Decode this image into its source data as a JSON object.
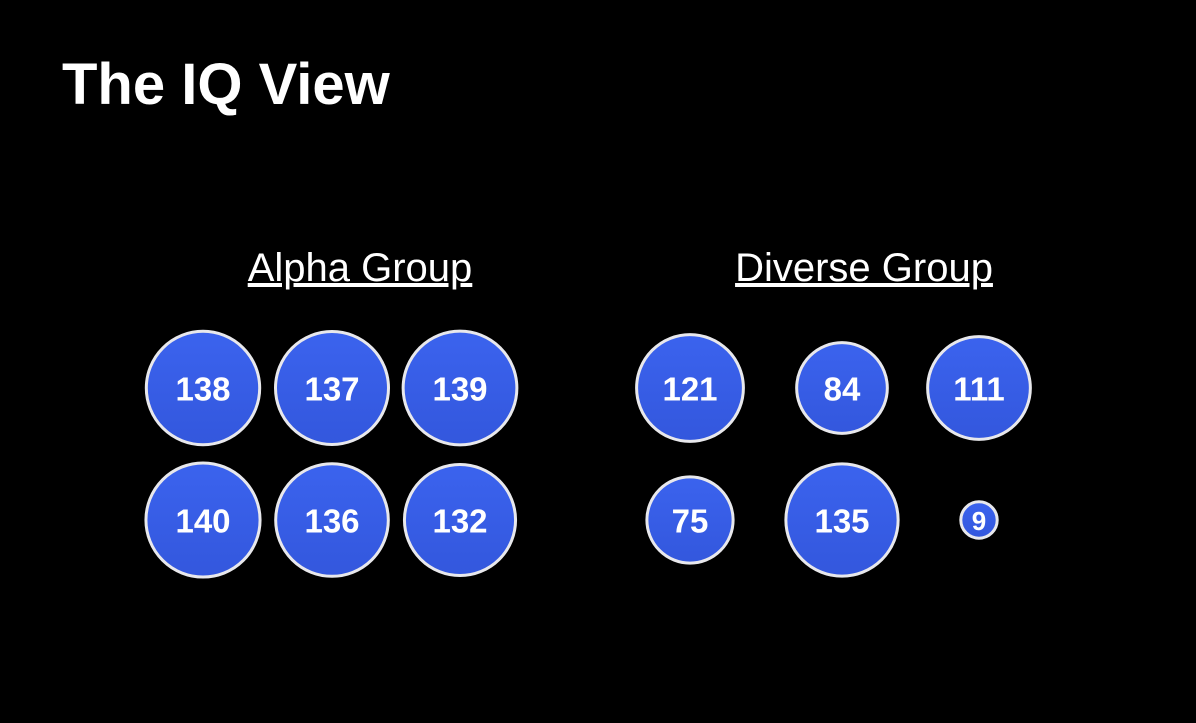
{
  "title": "The IQ View",
  "groups": [
    {
      "name": "Alpha Group",
      "items": [
        138,
        137,
        139,
        140,
        136,
        132
      ]
    },
    {
      "name": "Diverse Group",
      "items": [
        121,
        84,
        111,
        75,
        135,
        9
      ]
    }
  ]
}
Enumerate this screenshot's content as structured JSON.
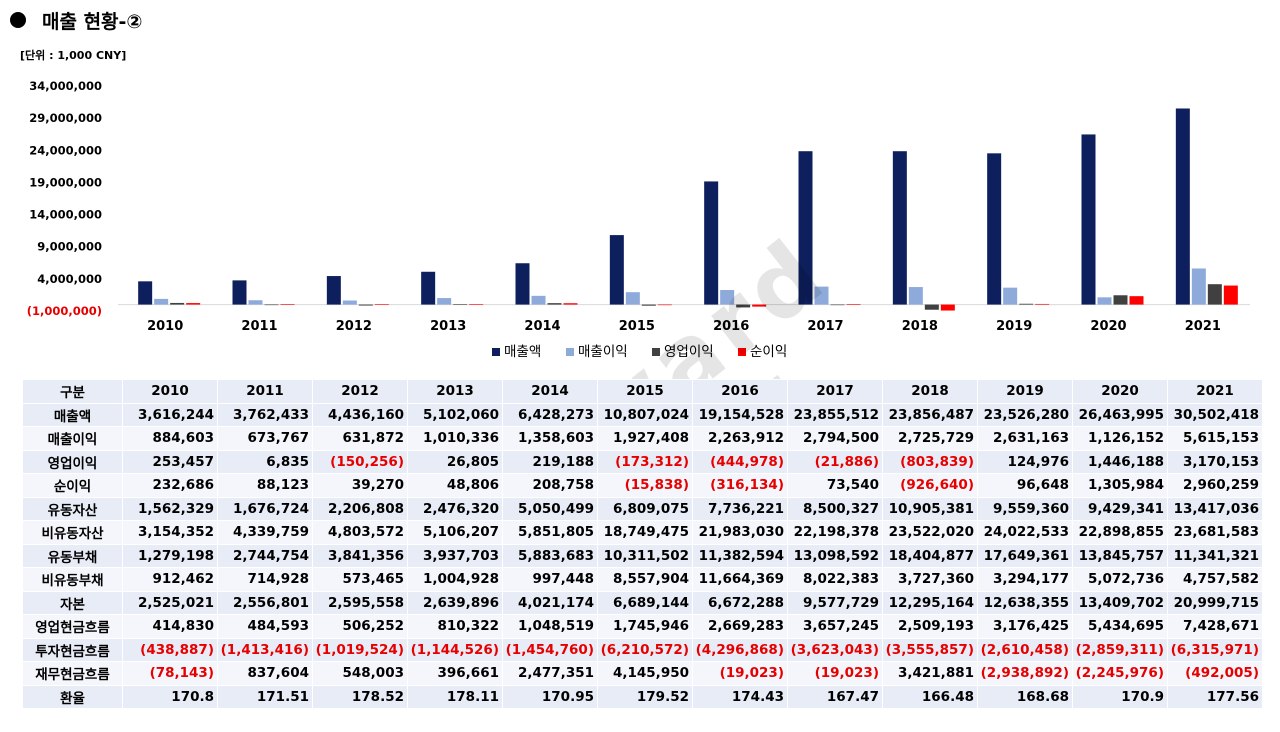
{
  "page": {
    "title": "매출 현황-②",
    "unit": "[단위 : 1,000 CNY]",
    "watermark": "Edward Choi"
  },
  "colors": {
    "revenue": "#0d1f5c",
    "gross_profit": "#8eaadb",
    "operating_profit": "#404040",
    "net_profit": "#ff0000",
    "negative_text": "#e60000"
  },
  "chart_data": {
    "type": "bar",
    "title": "",
    "xlabel": "",
    "ylabel": "",
    "categories": [
      "2010",
      "2011",
      "2012",
      "2013",
      "2014",
      "2015",
      "2016",
      "2017",
      "2018",
      "2019",
      "2020",
      "2021"
    ],
    "series": [
      {
        "name": "매출액",
        "values": [
          3616244,
          3762433,
          4436160,
          5102060,
          6428273,
          10807024,
          19154528,
          23855512,
          23856487,
          23526280,
          26463995,
          30502418
        ]
      },
      {
        "name": "매출이익",
        "values": [
          884603,
          673767,
          631872,
          1010336,
          1358603,
          1927408,
          2263912,
          2794500,
          2725729,
          2631163,
          1126152,
          5615153
        ]
      },
      {
        "name": "영업이익",
        "values": [
          253457,
          6835,
          -150256,
          26805,
          219188,
          -173312,
          -444978,
          -21886,
          -803839,
          124976,
          1446188,
          3170153
        ]
      },
      {
        "name": "순이익",
        "values": [
          232686,
          88123,
          39270,
          48806,
          208758,
          -15838,
          -316134,
          73540,
          -926640,
          96648,
          1305984,
          2960259
        ]
      }
    ],
    "ylim": [
      -1000000,
      34000000
    ],
    "yticks": [
      -1000000,
      4000000,
      9000000,
      14000000,
      19000000,
      24000000,
      29000000,
      34000000
    ],
    "ytick_labels": [
      "(1,000,000)",
      "4,000,000",
      "9,000,000",
      "14,000,000",
      "19,000,000",
      "24,000,000",
      "29,000,000",
      "34,000,000"
    ],
    "legend_position": "bottom-center",
    "grid": false
  },
  "table": {
    "header": [
      "구분",
      "2010",
      "2011",
      "2012",
      "2013",
      "2014",
      "2015",
      "2016",
      "2017",
      "2018",
      "2019",
      "2020",
      "2021"
    ],
    "rows": [
      {
        "label": "매출액",
        "cells": [
          "3,616,244",
          "3,762,433",
          "4,436,160",
          "5,102,060",
          "6,428,273",
          "10,807,024",
          "19,154,528",
          "23,855,512",
          "23,856,487",
          "23,526,280",
          "26,463,995",
          "30,502,418"
        ]
      },
      {
        "label": "매출이익",
        "cells": [
          "884,603",
          "673,767",
          "631,872",
          "1,010,336",
          "1,358,603",
          "1,927,408",
          "2,263,912",
          "2,794,500",
          "2,725,729",
          "2,631,163",
          "1,126,152",
          "5,615,153"
        ]
      },
      {
        "label": "영업이익",
        "cells": [
          "253,457",
          "6,835",
          "(150,256)",
          "26,805",
          "219,188",
          "(173,312)",
          "(444,978)",
          "(21,886)",
          "(803,839)",
          "124,976",
          "1,446,188",
          "3,170,153"
        ]
      },
      {
        "label": "순이익",
        "cells": [
          "232,686",
          "88,123",
          "39,270",
          "48,806",
          "208,758",
          "(15,838)",
          "(316,134)",
          "73,540",
          "(926,640)",
          "96,648",
          "1,305,984",
          "2,960,259"
        ]
      },
      {
        "label": "유동자산",
        "cells": [
          "1,562,329",
          "1,676,724",
          "2,206,808",
          "2,476,320",
          "5,050,499",
          "6,809,075",
          "7,736,221",
          "8,500,327",
          "10,905,381",
          "9,559,360",
          "9,429,341",
          "13,417,036"
        ]
      },
      {
        "label": "비유동자산",
        "cells": [
          "3,154,352",
          "4,339,759",
          "4,803,572",
          "5,106,207",
          "5,851,805",
          "18,749,475",
          "21,983,030",
          "22,198,378",
          "23,522,020",
          "24,022,533",
          "22,898,855",
          "23,681,583"
        ]
      },
      {
        "label": "유동부채",
        "cells": [
          "1,279,198",
          "2,744,754",
          "3,841,356",
          "3,937,703",
          "5,883,683",
          "10,311,502",
          "11,382,594",
          "13,098,592",
          "18,404,877",
          "17,649,361",
          "13,845,757",
          "11,341,321"
        ]
      },
      {
        "label": "비유동부채",
        "cells": [
          "912,462",
          "714,928",
          "573,465",
          "1,004,928",
          "997,448",
          "8,557,904",
          "11,664,369",
          "8,022,383",
          "3,727,360",
          "3,294,177",
          "5,072,736",
          "4,757,582"
        ]
      },
      {
        "label": "자본",
        "cells": [
          "2,525,021",
          "2,556,801",
          "2,595,558",
          "2,639,896",
          "4,021,174",
          "6,689,144",
          "6,672,288",
          "9,577,729",
          "12,295,164",
          "12,638,355",
          "13,409,702",
          "20,999,715"
        ]
      },
      {
        "label": "영업현금흐름",
        "cells": [
          "414,830",
          "484,593",
          "506,252",
          "810,322",
          "1,048,519",
          "1,745,946",
          "2,669,283",
          "3,657,245",
          "2,509,193",
          "3,176,425",
          "5,434,695",
          "7,428,671"
        ]
      },
      {
        "label": "투자현금흐름",
        "cells": [
          "(438,887)",
          "(1,413,416)",
          "(1,019,524)",
          "(1,144,526)",
          "(1,454,760)",
          "(6,210,572)",
          "(4,296,868)",
          "(3,623,043)",
          "(3,555,857)",
          "(2,610,458)",
          "(2,859,311)",
          "(6,315,971)"
        ]
      },
      {
        "label": "재무현금흐름",
        "cells": [
          "(78,143)",
          "837,604",
          "548,003",
          "396,661",
          "2,477,351",
          "4,145,950",
          "(19,023)",
          "(19,023)",
          "3,421,881",
          "(2,938,892)",
          "(2,245,976)",
          "(492,005)"
        ]
      },
      {
        "label": "환율",
        "cells": [
          "170.8",
          "171.51",
          "178.52",
          "178.11",
          "170.95",
          "179.52",
          "174.43",
          "167.47",
          "166.48",
          "168.68",
          "170.9",
          "177.56"
        ]
      }
    ]
  }
}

┄┄┄┄┄┄┄┄┄┄┄┄┄┄┄┄┄┄┄┄

The material above holds pictures; copy everything else in it exactly.

REPLY
Decode this image into its source data as a JSON object.
{
  "title": "The IQ View",
  "groups": [
    {
      "name": "Alpha Group",
      "items": [
        138,
        137,
        139,
        140,
        136,
        132
      ]
    },
    {
      "name": "Diverse Group",
      "items": [
        121,
        84,
        111,
        75,
        135,
        9
      ]
    }
  ]
}
Enumerate this screenshot's content as structured JSON.
{
  "page": {
    "title": "매출 현황-②",
    "unit": "[단위 : 1,000 CNY]",
    "watermark": "Edward Choi"
  },
  "colors": {
    "revenue": "#0d1f5c",
    "gross_profit": "#8eaadb",
    "operating_profit": "#404040",
    "net_profit": "#ff0000",
    "negative_text": "#e60000"
  },
  "chart_data": {
    "type": "bar",
    "title": "",
    "xlabel": "",
    "ylabel": "",
    "categories": [
      "2010",
      "2011",
      "2012",
      "2013",
      "2014",
      "2015",
      "2016",
      "2017",
      "2018",
      "2019",
      "2020",
      "2021"
    ],
    "series": [
      {
        "name": "매출액",
        "values": [
          3616244,
          3762433,
          4436160,
          5102060,
          6428273,
          10807024,
          19154528,
          23855512,
          23856487,
          23526280,
          26463995,
          30502418
        ]
      },
      {
        "name": "매출이익",
        "values": [
          884603,
          673767,
          631872,
          1010336,
          1358603,
          1927408,
          2263912,
          2794500,
          2725729,
          2631163,
          1126152,
          5615153
        ]
      },
      {
        "name": "영업이익",
        "values": [
          253457,
          6835,
          -150256,
          26805,
          219188,
          -173312,
          -444978,
          -21886,
          -803839,
          124976,
          1446188,
          3170153
        ]
      },
      {
        "name": "순이익",
        "values": [
          232686,
          88123,
          39270,
          48806,
          208758,
          -15838,
          -316134,
          73540,
          -926640,
          96648,
          1305984,
          2960259
        ]
      }
    ],
    "ylim": [
      -1000000,
      34000000
    ],
    "yticks": [
      -1000000,
      4000000,
      9000000,
      14000000,
      19000000,
      24000000,
      29000000,
      34000000
    ],
    "ytick_labels": [
      "(1,000,000)",
      "4,000,000",
      "9,000,000",
      "14,000,000",
      "19,000,000",
      "24,000,000",
      "29,000,000",
      "34,000,000"
    ],
    "legend_position": "bottom-center",
    "grid": false
  },
  "table": {
    "header": [
      "구분",
      "2010",
      "2011",
      "2012",
      "2013",
      "2014",
      "2015",
      "2016",
      "2017",
      "2018",
      "2019",
      "2020",
      "2021"
    ],
    "rows": [
      {
        "label": "매출액",
        "cells": [
          "3,616,244",
          "3,762,433",
          "4,436,160",
          "5,102,060",
          "6,428,273",
          "10,807,024",
          "19,154,528",
          "23,855,512",
          "23,856,487",
          "23,526,280",
          "26,463,995",
          "30,502,418"
        ]
      },
      {
        "label": "매출이익",
        "cells": [
          "884,603",
          "673,767",
          "631,872",
          "1,010,336",
          "1,358,603",
          "1,927,408",
          "2,263,912",
          "2,794,500",
          "2,725,729",
          "2,631,163",
          "1,126,152",
          "5,615,153"
        ]
      },
      {
        "label": "영업이익",
        "cells": [
          "253,457",
          "6,835",
          "(150,256)",
          "26,805",
          "219,188",
          "(173,312)",
          "(444,978)",
          "(21,886)",
          "(803,839)",
          "124,976",
          "1,446,188",
          "3,170,153"
        ]
      },
      {
        "label": "순이익",
        "cells": [
          "232,686",
          "88,123",
          "39,270",
          "48,806",
          "208,758",
          "(15,838)",
          "(316,134)",
          "73,540",
          "(926,640)",
          "96,648",
          "1,305,984",
          "2,960,259"
        ]
      },
      {
        "label": "유동자산",
        "cells": [
          "1,562,329",
          "1,676,724",
          "2,206,808",
          "2,476,320",
          "5,050,499",
          "6,809,075",
          "7,736,221",
          "8,500,327",
          "10,905,381",
          "9,559,360",
          "9,429,341",
          "13,417,036"
        ]
      },
      {
        "label": "비유동자산",
        "cells": [
          "3,154,352",
          "4,339,759",
          "4,803,572",
          "5,106,207",
          "5,851,805",
          "18,749,475",
          "21,983,030",
          "22,198,378",
          "23,522,020",
          "24,022,533",
          "22,898,855",
          "23,681,583"
        ]
      },
      {
        "label": "유동부채",
        "cells": [
          "1,279,198",
          "2,744,754",
          "3,841,356",
          "3,937,703",
          "5,883,683",
          "10,311,502",
          "11,382,594",
          "13,098,592",
          "18,404,877",
          "17,649,361",
          "13,845,757",
          "11,341,321"
        ]
      },
      {
        "label": "비유동부채",
        "cells": [
          "912,462",
          "714,928",
          "573,465",
          "1,004,928",
          "997,448",
          "8,557,904",
          "11,664,369",
          "8,022,383",
          "3,727,360",
          "3,294,177",
          "5,072,736",
          "4,757,582"
        ]
      },
      {
        "label": "자본",
        "cells": [
          "2,525,021",
          "2,556,801",
          "2,595,558",
          "2,639,896",
          "4,021,174",
          "6,689,144",
          "6,672,288",
          "9,577,729",
          "12,295,164",
          "12,638,355",
          "13,409,702",
          "20,999,715"
        ]
      },
      {
        "label": "영업현금흐름",
        "cells": [
          "414,830",
          "484,593",
          "506,252",
          "810,322",
          "1,048,519",
          "1,745,946",
          "2,669,283",
          "3,657,245",
          "2,509,193",
          "3,176,425",
          "5,434,695",
          "7,428,671"
        ]
      },
      {
        "label": "투자현금흐름",
        "cells": [
          "(438,887)",
          "(1,413,416)",
          "(1,019,524)",
          "(1,144,526)",
          "(1,454,760)",
          "(6,210,572)",
          "(4,296,868)",
          "(3,623,043)",
          "(3,555,857)",
          "(2,610,458)",
          "(2,859,311)",
          "(6,315,971)"
        ]
      },
      {
        "label": "재무현금흐름",
        "cells": [
          "(78,143)",
          "837,604",
          "548,003",
          "396,661",
          "2,477,351",
          "4,145,950",
          "(19,023)",
          "(19,023)",
          "3,421,881",
          "(2,938,892)",
          "(2,245,976)",
          "(492,005)"
        ]
      },
      {
        "label": "환율",
        "cells": [
          "170.8",
          "171.51",
          "178.52",
          "178.11",
          "170.95",
          "179.52",
          "174.43",
          "167.47",
          "166.48",
          "168.68",
          "170.9",
          "177.56"
        ]
      }
    ]
  }
}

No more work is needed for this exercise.